** Stated problem **
Give every line again exactly as it appears, please, but not the pictures.

** Extracted records **
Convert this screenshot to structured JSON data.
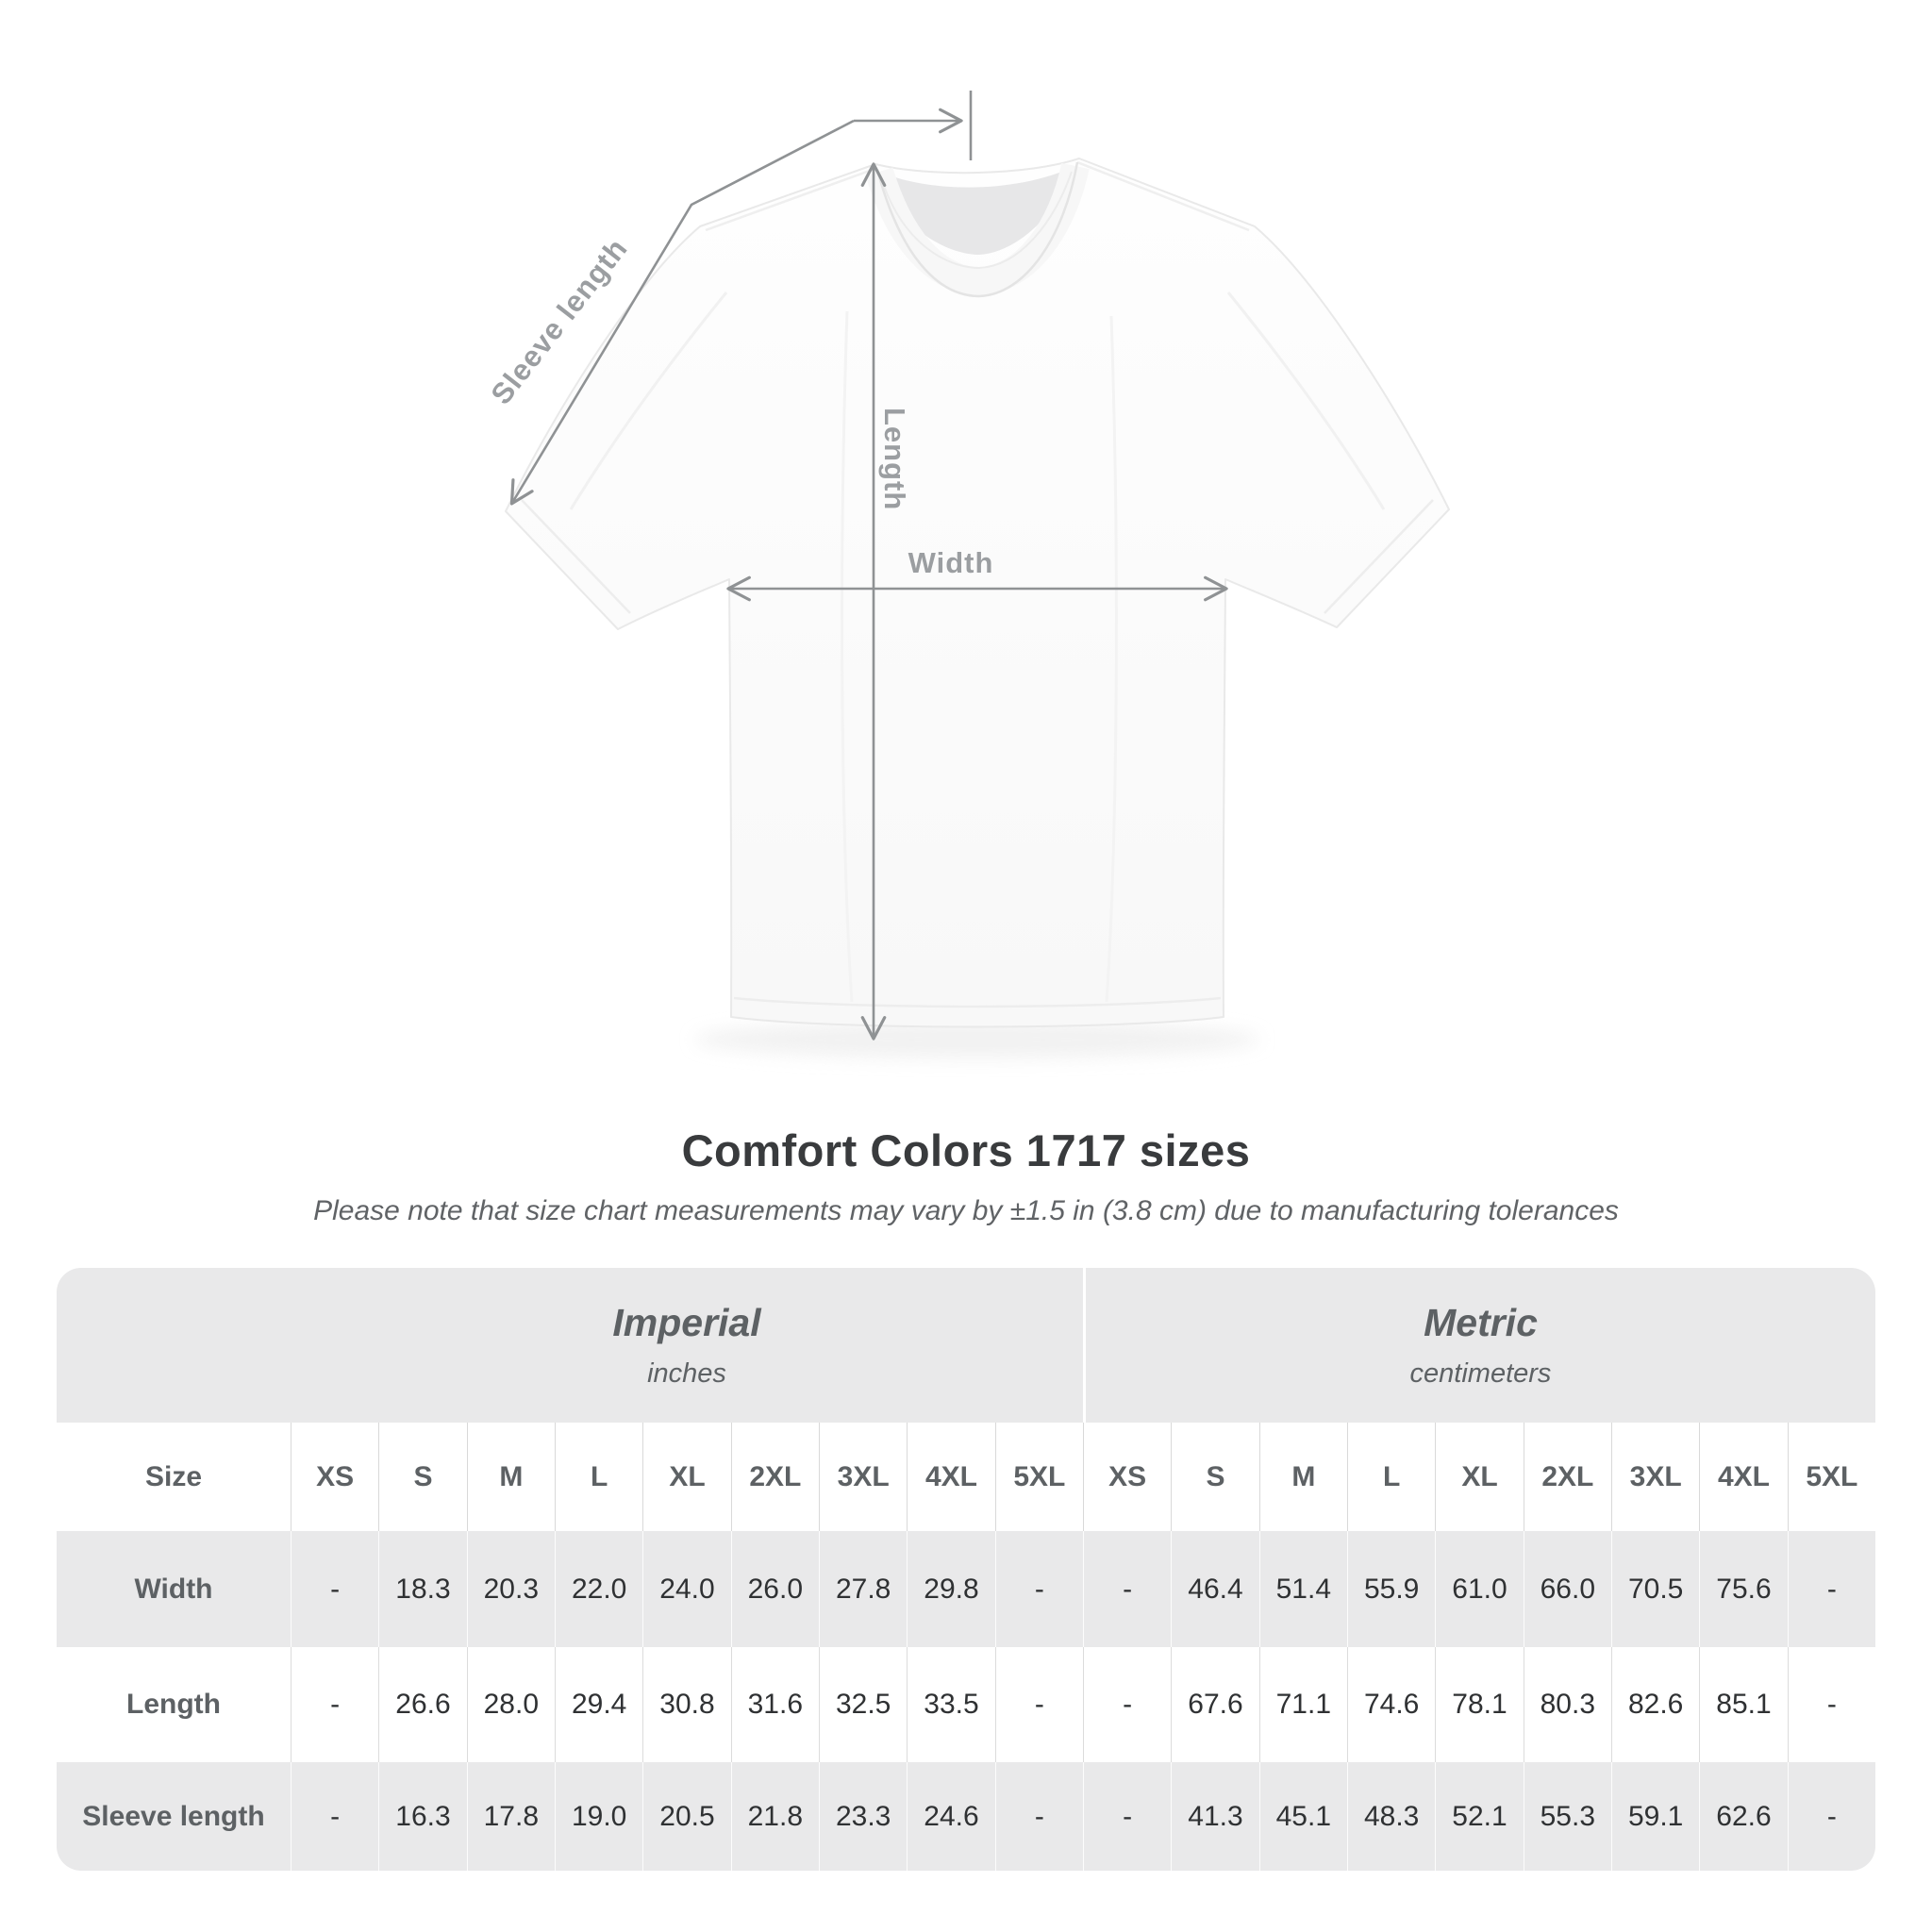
{
  "diagram": {
    "sleeve_length_label": "Sleeve length",
    "length_label": "Length",
    "width_label": "Width"
  },
  "heading": {
    "title": "Comfort Colors 1717 sizes",
    "subtitle": "Please note that size chart measurements may vary by ±1.5 in (3.8 cm) due to manufacturing tolerances"
  },
  "colors": {
    "table_bg": "#e9e9ea",
    "row_white": "#ffffff",
    "header_text": "#5d6164",
    "value_text": "#2f3133",
    "annotation_line": "#8f9294",
    "annotation_text": "#9b9ea1",
    "title_text": "#393b3d"
  },
  "chart_data": {
    "type": "table",
    "title": "Comfort Colors 1717 sizes",
    "note": "Please note that size chart measurements may vary by ±1.5 in (3.8 cm) due to manufacturing tolerances",
    "corner_label": "Size",
    "sections": [
      {
        "name": "Imperial",
        "unit": "inches"
      },
      {
        "name": "Metric",
        "unit": "centimeters"
      }
    ],
    "columns": [
      "XS",
      "S",
      "M",
      "L",
      "XL",
      "2XL",
      "3XL",
      "4XL",
      "5XL"
    ],
    "rows": [
      {
        "label": "Width",
        "values": [
          "-",
          "18.3",
          "20.3",
          "22.0",
          "24.0",
          "26.0",
          "27.8",
          "29.8",
          "-",
          "-",
          "46.4",
          "51.4",
          "55.9",
          "61.0",
          "66.0",
          "70.5",
          "75.6",
          "-"
        ]
      },
      {
        "label": "Length",
        "values": [
          "-",
          "26.6",
          "28.0",
          "29.4",
          "30.8",
          "31.6",
          "32.5",
          "33.5",
          "-",
          "-",
          "67.6",
          "71.1",
          "74.6",
          "78.1",
          "80.3",
          "82.6",
          "85.1",
          "-"
        ]
      },
      {
        "label": "Sleeve length",
        "values": [
          "-",
          "16.3",
          "17.8",
          "19.0",
          "20.5",
          "21.8",
          "23.3",
          "24.6",
          "-",
          "-",
          "41.3",
          "45.1",
          "48.3",
          "52.1",
          "55.3",
          "59.1",
          "62.6",
          "-"
        ]
      }
    ]
  }
}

** Reply **
Convert this screenshot to structured JSON data.
{
  "diagram": {
    "sleeve_length_label": "Sleeve length",
    "length_label": "Length",
    "width_label": "Width"
  },
  "heading": {
    "title": "Comfort Colors 1717 sizes",
    "subtitle": "Please note that size chart measurements may vary by ±1.5 in (3.8 cm) due to manufacturing tolerances"
  },
  "colors": {
    "table_bg": "#e9e9ea",
    "row_white": "#ffffff",
    "header_text": "#5d6164",
    "value_text": "#2f3133",
    "annotation_line": "#8f9294",
    "annotation_text": "#9b9ea1",
    "title_text": "#393b3d"
  },
  "chart_data": {
    "type": "table",
    "title": "Comfort Colors 1717 sizes",
    "note": "Please note that size chart measurements may vary by ±1.5 in (3.8 cm) due to manufacturing tolerances",
    "corner_label": "Size",
    "sections": [
      {
        "name": "Imperial",
        "unit": "inches"
      },
      {
        "name": "Metric",
        "unit": "centimeters"
      }
    ],
    "columns": [
      "XS",
      "S",
      "M",
      "L",
      "XL",
      "2XL",
      "3XL",
      "4XL",
      "5XL"
    ],
    "rows": [
      {
        "label": "Width",
        "values": [
          "-",
          "18.3",
          "20.3",
          "22.0",
          "24.0",
          "26.0",
          "27.8",
          "29.8",
          "-",
          "-",
          "46.4",
          "51.4",
          "55.9",
          "61.0",
          "66.0",
          "70.5",
          "75.6",
          "-"
        ]
      },
      {
        "label": "Length",
        "values": [
          "-",
          "26.6",
          "28.0",
          "29.4",
          "30.8",
          "31.6",
          "32.5",
          "33.5",
          "-",
          "-",
          "67.6",
          "71.1",
          "74.6",
          "78.1",
          "80.3",
          "82.6",
          "85.1",
          "-"
        ]
      },
      {
        "label": "Sleeve length",
        "values": [
          "-",
          "16.3",
          "17.8",
          "19.0",
          "20.5",
          "21.8",
          "23.3",
          "24.6",
          "-",
          "-",
          "41.3",
          "45.1",
          "48.3",
          "52.1",
          "55.3",
          "59.1",
          "62.6",
          "-"
        ]
      }
    ]
  }
}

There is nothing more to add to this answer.